Records from a data source
--- BEGIN ---

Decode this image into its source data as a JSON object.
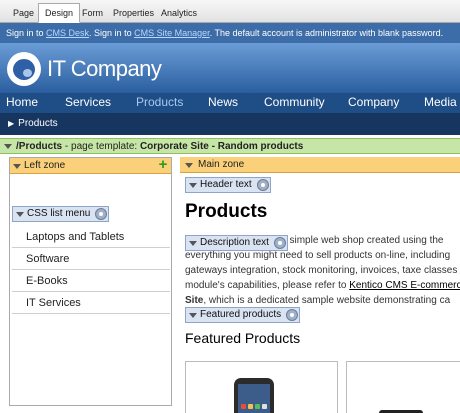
{
  "tabs": [
    {
      "label": "Page",
      "active": false
    },
    {
      "label": "Design",
      "active": true
    },
    {
      "label": "Form",
      "active": false
    },
    {
      "label": "Properties",
      "active": false
    },
    {
      "label": "Analytics",
      "active": false
    }
  ],
  "infobar": {
    "part1": "Sign in to ",
    "link1": "CMS Desk",
    "part2": ". Sign in to ",
    "link2": "CMS Site Manager",
    "part3": ". The default account is administrator with blank password."
  },
  "header": {
    "logo_text": "IT Company"
  },
  "nav": {
    "items": [
      {
        "label": "Home",
        "active": false
      },
      {
        "label": "Services",
        "active": false
      },
      {
        "label": "Products",
        "active": true
      },
      {
        "label": "News",
        "active": false
      },
      {
        "label": "Community",
        "active": false
      },
      {
        "label": "Company",
        "active": false
      },
      {
        "label": "Media",
        "active": false
      }
    ]
  },
  "breadcrumb": {
    "arrow": "▶",
    "label": "Products"
  },
  "template_bar": {
    "path": "/Products",
    "middle": " - page template: ",
    "template_name": "Corporate Site - Random products"
  },
  "left_zone": {
    "title": "Left zone",
    "webpart": "CSS list menu",
    "items": [
      "Laptops and Tablets",
      "Software",
      "E-Books",
      "IT Services"
    ]
  },
  "main_zone": {
    "title": "Main zone",
    "webpart_header": "Header text",
    "page_title": "Products",
    "webpart_description": "Description text",
    "desc_line1": "This section contains a simple web shop created using the",
    "desc_line2": "everything you might need to sell products on-line, including",
    "desc_line3": "gateways integration, stock monitoring, invoices, taxe classes",
    "desc_line4_pre": "module's capabilities, please refer to ",
    "desc_link": "Kentico CMS E-commerce",
    "desc_line5_bold": "Site",
    "desc_line5_rest": ", which is a dedicated sample website demonstrating ca",
    "webpart_featured": "Featured products",
    "featured_title": "Featured Products"
  },
  "colors": {
    "infobar": "#3d6da8",
    "nav": "#1f4d86",
    "breadcrumb": "#17365f",
    "template_bar": "#c5e6a6",
    "zone_header": "#fbd07a",
    "webpart": "#d9e3f2"
  },
  "icons": {
    "zone_toggle": "triangle-down-icon",
    "webpart_config": "gear-icon",
    "add_webpart": "plus-icon",
    "logo": "company-logo-icon"
  }
}
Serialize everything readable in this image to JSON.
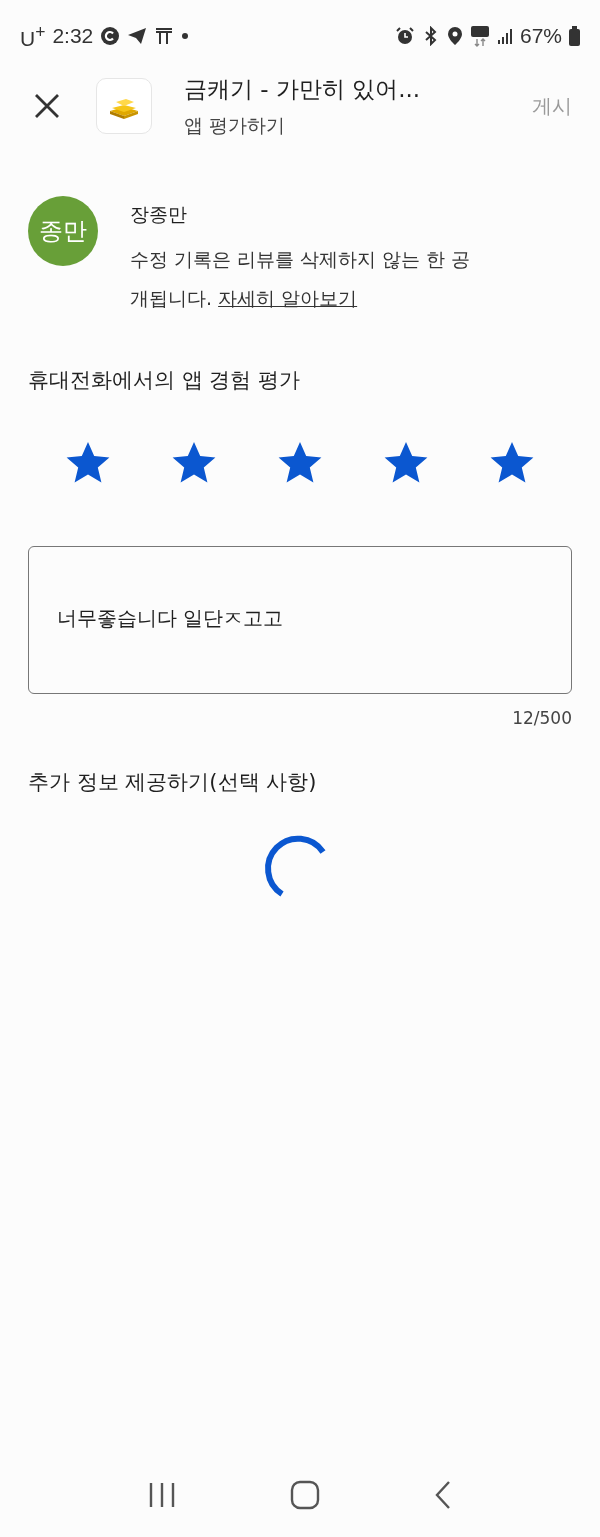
{
  "status_bar": {
    "carrier": "U$^{+}$",
    "time": "2:32",
    "battery": "67%"
  },
  "header": {
    "app_title": "금캐기 - 가만히 있어...",
    "subtitle": "앱 평가하기",
    "post_button": {
      "label": "게시",
      "disabled": true
    }
  },
  "user": {
    "avatar_text": "종만",
    "name": "장종만",
    "notice": "수정 기록은 리뷰를 삭제하지 않는 한 공개됩니다.",
    "learn_more_link": "자세히 알아보기"
  },
  "rating": {
    "title": "휴대전화에서의 앱 경험 평가",
    "stars": 5
  },
  "review": {
    "value": "너무좋습니다 일단ㅈ고고",
    "counter": "12/500"
  },
  "extra": {
    "title": "추가 정보 제공하기(선택 사항)"
  }
}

--- END ---

Without any pictures, write out the lines running from the one containing "Serialize everything readable" through the end of the listing above, both included, exactly as given.

Serialize everything readable in this image to JSON.
{
  "status_bar": {
    "carrier": "U$^{+}$",
    "time": "2:32",
    "battery": "67%"
  },
  "header": {
    "app_title": "금캐기 - 가만히 있어...",
    "subtitle": "앱 평가하기",
    "post_button": {
      "label": "게시",
      "disabled": true
    }
  },
  "user": {
    "avatar_text": "종만",
    "name": "장종만",
    "notice": "수정 기록은 리뷰를 삭제하지 않는 한 공개됩니다.",
    "learn_more_link": "자세히 알아보기"
  },
  "rating": {
    "title": "휴대전화에서의 앱 경험 평가",
    "stars": 5
  },
  "review": {
    "value": "너무좋습니다 일단ㅈ고고",
    "counter": "12/500"
  },
  "extra": {
    "title": "추가 정보 제공하기(선택 사항)"
  }
}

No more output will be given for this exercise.